— start Exercise materials —
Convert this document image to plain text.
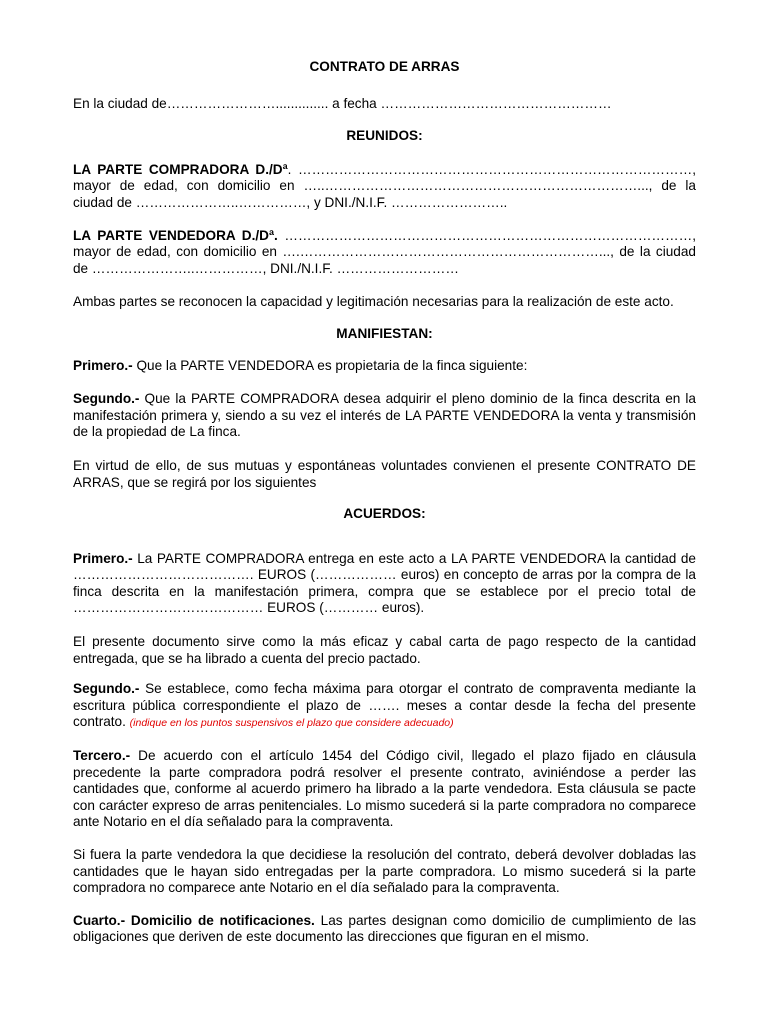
CONTRATO DE ARRAS

En la ciudad de…………………….............. a fecha ……………………………………………

REUNIDOS:

LA PARTE COMPRADORA D./Dª. ……………………………………………………………………………, mayor de edad, con domicilio en …..……………………………………………………………..., de la ciudad de …………………..……………, y DNI./N.I.F. ……………………..

LA PARTE VENDEDORA D./Dª. ………………………………………………………………………………, mayor de edad, con domicilio en ….…………………………………………………………..., de la ciudad de …………………..……………, DNI./N.I.F. ………………………

Ambas partes se reconocen la capacidad y legitimación necesarias para la realización de este acto.

MANIFIESTAN:

Primero.- Que la PARTE VENDEDORA es propietaria de la finca siguiente:

Segundo.- Que la PARTE COMPRADORA desea adquirir el pleno dominio de la finca descrita en la manifestación primera y, siendo a su vez el interés de LA PARTE VENDEDORA la venta y transmisión de la propiedad de La finca.

En virtud de ello, de sus mutuas y espontáneas voluntades convienen el presente CONTRATO DE ARRAS, que se regirá por los siguientes

ACUERDOS:

Primero.- La PARTE COMPRADORA entrega en este acto a LA PARTE VENDEDORA la cantidad de …………………………………. EUROS (……………… euros) en concepto de arras por la compra de la finca descrita en la manifestación primera, compra que se establece por el precio total de …………………………………… EUROS (………… euros).

El presente documento sirve como la más eficaz y cabal carta de pago respecto de la cantidad entregada, que se ha librado a cuenta del precio pactado.

Segundo.- Se establece, como fecha máxima para otorgar el contrato de compraventa mediante la escritura pública correspondiente el plazo de ……. meses a contar desde la fecha del presente contrato. (indique en los puntos suspensivos el plazo que considere adecuado)

Tercero.- De acuerdo con el artículo 1454 del Código civil, llegado el plazo fijado en cláusula precedente la parte compradora podrá resolver el presente contrato, aviniéndose a perder las cantidades que, conforme al acuerdo primero ha librado a la parte vendedora. Esta cláusula se pacte con carácter expreso de arras penitenciales. Lo mismo sucederá si la parte compradora no comparece ante Notario en el día señalado para la compraventa.

Si fuera la parte vendedora la que decidiese la resolución del contrato, deberá devolver dobladas las cantidades que le hayan sido entregadas per la parte compradora. Lo mismo sucederá si la parte compradora no comparece ante Notario en el día señalado para la compraventa.

Cuarto.- Domicilio de notificaciones. Las partes designan como domicilio de cumplimiento de las obligaciones que deriven de este documento las direcciones que figuran en el mismo.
— end Exercise materials —
Where a line in the entries holds "acto", copy that line.

■ **Full answer**:
Ambas partes se reconocen la capacidad y legitimación necesarias para la realización de este acto.
Primero.- La PARTE COMPRADORA entrega en este acto a LA PARTE VENDEDORA la cantidad de …………………………………. EUROS (……………… euros) en concepto de arras por la compra de la finca descrita en la manifestación primera, compra que se establece por el precio total de …………………………………… EUROS (………… euros).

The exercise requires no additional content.